* AIM OF THE EXERCISE *
Determine how many lines of the records include "photogrammetry", and answer with the number alone.

## Start MATERIALS PROVIDED

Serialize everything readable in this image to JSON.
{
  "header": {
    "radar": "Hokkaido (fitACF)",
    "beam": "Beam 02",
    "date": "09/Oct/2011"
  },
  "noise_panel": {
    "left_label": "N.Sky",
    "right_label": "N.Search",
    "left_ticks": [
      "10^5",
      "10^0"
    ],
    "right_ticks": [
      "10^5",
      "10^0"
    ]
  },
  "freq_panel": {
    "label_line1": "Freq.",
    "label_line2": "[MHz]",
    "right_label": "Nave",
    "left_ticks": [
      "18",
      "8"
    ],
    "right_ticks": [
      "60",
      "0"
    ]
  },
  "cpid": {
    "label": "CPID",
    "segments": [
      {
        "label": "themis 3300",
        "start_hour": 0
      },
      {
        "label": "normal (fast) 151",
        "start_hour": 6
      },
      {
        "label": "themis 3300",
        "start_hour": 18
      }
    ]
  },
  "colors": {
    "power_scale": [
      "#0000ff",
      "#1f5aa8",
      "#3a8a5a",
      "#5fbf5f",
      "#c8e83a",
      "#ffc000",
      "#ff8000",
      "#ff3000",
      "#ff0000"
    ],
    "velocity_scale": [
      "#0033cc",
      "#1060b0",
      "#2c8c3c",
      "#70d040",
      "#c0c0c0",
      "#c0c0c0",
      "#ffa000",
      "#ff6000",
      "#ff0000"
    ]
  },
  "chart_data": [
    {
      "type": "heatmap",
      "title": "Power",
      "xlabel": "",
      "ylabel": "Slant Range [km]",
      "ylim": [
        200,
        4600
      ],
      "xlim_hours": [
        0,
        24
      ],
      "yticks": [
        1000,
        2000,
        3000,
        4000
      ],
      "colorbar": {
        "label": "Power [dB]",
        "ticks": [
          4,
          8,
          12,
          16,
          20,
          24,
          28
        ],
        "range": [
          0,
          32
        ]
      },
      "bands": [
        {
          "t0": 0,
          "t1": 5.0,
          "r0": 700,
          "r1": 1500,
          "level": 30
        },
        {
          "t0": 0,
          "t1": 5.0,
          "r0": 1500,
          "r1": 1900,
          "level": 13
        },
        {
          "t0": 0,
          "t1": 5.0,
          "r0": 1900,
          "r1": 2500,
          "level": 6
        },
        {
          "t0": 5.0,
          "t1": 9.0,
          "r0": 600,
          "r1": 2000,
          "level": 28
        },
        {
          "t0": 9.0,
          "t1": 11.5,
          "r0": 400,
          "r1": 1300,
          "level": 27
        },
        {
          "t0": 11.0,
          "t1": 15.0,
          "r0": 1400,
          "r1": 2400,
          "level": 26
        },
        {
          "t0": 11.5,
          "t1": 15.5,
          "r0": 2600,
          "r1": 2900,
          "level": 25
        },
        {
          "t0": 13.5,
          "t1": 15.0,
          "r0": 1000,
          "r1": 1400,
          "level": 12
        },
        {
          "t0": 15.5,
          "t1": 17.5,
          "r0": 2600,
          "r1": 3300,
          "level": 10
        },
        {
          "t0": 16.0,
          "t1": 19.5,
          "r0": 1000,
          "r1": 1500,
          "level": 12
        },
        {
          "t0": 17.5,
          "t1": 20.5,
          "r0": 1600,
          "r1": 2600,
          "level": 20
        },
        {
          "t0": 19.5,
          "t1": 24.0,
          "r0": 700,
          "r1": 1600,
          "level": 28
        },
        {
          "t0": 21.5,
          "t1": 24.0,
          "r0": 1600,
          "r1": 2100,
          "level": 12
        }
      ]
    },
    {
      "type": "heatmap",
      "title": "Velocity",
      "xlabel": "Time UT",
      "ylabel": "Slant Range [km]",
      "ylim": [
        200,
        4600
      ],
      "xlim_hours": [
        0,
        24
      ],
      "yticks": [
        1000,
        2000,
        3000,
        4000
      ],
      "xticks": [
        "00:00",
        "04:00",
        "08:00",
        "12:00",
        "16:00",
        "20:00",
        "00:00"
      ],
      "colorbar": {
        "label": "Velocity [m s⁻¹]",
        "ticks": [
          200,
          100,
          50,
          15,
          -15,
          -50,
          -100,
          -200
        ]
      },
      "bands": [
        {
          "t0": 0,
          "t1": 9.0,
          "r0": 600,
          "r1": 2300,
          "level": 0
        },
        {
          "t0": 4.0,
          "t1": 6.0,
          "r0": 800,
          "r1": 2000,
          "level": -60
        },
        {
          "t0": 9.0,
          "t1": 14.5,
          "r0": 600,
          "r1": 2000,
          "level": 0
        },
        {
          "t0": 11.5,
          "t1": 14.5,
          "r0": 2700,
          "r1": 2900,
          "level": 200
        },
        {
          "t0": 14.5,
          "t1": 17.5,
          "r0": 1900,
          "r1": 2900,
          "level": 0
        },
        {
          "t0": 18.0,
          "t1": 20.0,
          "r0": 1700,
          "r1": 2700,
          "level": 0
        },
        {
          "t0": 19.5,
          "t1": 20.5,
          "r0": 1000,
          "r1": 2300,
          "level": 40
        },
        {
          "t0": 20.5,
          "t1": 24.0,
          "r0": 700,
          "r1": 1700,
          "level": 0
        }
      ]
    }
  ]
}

## End MATERIALS PROVIDED
## Start MATERIALS PROVIDED

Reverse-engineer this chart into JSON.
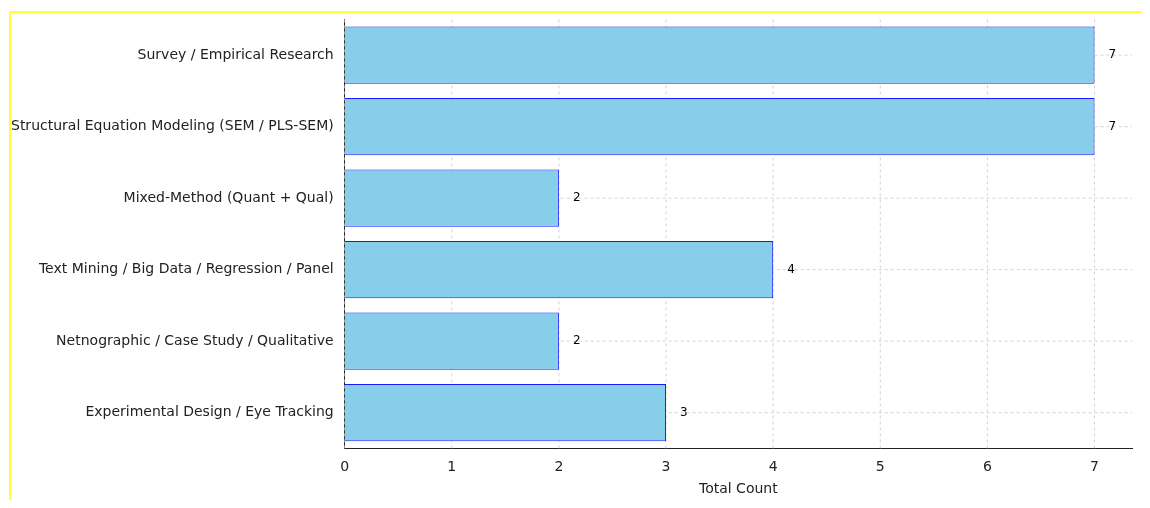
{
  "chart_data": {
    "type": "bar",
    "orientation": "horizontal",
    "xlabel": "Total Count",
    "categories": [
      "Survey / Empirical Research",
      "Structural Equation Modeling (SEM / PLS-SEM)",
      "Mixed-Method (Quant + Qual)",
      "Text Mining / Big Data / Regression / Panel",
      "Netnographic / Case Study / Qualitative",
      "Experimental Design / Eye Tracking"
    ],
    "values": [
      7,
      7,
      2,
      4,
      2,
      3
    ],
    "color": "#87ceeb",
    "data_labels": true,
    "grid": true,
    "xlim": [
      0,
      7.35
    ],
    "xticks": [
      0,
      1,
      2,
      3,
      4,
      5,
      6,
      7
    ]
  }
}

## End MATERIALS PROVIDED
## Start MATERIALS PROVIDED

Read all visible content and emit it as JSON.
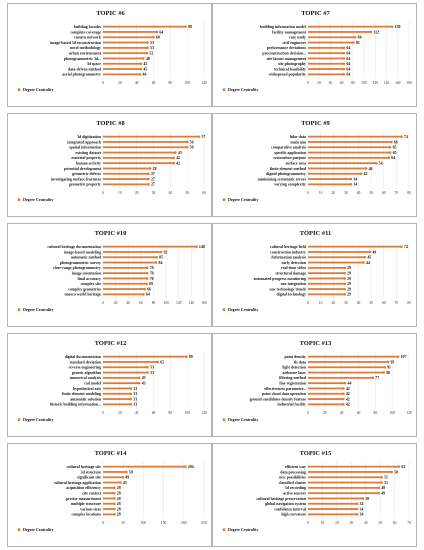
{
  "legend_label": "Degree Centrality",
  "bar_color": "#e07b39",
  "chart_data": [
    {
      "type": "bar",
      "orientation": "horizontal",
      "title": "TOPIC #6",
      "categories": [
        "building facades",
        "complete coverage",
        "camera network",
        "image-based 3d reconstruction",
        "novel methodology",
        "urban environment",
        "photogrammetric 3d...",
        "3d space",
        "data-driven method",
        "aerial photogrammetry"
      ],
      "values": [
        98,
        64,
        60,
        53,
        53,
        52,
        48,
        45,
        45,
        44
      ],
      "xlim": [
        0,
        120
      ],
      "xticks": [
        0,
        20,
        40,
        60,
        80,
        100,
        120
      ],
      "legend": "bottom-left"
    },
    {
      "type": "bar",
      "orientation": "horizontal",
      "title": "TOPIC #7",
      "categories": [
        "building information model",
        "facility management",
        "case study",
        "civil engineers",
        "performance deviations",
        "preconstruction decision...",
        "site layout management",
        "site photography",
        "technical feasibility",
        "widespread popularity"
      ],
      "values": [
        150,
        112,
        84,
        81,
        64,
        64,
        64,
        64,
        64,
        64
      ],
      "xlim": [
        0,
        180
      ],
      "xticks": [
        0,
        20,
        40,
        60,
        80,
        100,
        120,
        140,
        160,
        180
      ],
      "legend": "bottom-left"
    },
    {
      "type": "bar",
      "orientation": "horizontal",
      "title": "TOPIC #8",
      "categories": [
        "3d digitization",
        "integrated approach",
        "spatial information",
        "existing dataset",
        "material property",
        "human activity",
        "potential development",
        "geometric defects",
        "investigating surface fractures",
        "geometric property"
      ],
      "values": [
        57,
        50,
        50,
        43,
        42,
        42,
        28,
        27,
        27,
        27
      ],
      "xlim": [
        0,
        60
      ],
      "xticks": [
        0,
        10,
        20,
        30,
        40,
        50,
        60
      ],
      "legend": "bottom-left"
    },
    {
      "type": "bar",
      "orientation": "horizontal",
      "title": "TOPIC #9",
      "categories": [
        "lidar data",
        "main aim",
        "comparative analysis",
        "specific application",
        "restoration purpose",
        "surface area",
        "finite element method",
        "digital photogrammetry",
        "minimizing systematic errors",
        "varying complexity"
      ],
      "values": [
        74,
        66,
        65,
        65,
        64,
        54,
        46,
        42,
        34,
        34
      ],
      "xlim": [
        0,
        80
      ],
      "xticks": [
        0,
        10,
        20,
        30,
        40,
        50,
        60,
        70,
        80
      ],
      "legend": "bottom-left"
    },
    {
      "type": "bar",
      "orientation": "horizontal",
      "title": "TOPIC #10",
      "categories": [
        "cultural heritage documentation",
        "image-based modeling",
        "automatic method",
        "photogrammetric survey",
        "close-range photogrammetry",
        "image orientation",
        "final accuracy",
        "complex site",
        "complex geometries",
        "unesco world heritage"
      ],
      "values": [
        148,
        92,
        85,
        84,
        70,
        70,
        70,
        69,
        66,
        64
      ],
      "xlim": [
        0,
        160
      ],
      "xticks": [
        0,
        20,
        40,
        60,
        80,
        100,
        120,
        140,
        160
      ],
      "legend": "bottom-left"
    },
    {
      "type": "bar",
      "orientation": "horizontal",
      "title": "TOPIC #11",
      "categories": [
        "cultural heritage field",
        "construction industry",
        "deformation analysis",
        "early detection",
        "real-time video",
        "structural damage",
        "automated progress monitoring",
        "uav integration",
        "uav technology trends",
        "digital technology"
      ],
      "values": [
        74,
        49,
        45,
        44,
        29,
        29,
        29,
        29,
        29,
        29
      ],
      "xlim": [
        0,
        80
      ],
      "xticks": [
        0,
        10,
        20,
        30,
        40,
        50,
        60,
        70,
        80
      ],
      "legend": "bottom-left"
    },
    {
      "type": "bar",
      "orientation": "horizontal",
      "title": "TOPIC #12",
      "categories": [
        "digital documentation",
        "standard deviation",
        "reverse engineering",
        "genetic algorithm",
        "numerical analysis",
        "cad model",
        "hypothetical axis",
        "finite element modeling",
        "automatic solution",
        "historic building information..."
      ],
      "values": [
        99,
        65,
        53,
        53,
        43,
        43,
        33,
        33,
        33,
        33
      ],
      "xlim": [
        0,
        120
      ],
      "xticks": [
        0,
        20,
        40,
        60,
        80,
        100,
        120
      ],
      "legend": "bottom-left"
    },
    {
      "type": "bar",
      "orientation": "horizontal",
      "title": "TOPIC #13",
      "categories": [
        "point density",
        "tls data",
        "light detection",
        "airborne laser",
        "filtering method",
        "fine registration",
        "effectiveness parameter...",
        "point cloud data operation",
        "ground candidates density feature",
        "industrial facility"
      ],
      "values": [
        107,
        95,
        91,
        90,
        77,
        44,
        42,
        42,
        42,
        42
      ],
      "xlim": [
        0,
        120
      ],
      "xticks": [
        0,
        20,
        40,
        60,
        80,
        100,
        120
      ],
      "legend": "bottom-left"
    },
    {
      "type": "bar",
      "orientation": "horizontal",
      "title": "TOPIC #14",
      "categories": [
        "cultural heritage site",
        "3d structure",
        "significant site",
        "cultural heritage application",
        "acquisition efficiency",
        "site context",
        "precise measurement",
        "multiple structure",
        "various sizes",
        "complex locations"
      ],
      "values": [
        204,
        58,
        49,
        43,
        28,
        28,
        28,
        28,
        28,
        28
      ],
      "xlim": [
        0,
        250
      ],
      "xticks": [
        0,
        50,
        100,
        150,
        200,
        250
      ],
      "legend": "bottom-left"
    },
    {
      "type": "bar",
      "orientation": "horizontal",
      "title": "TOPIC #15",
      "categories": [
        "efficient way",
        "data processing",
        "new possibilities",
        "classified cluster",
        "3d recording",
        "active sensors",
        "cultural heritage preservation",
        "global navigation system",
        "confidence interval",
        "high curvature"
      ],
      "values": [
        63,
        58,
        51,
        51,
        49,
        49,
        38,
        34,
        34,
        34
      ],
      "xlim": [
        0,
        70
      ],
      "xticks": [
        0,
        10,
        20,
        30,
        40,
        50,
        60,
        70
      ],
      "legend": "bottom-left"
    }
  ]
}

## End MATERIALS PROVIDED

* FINAL RESULT *
3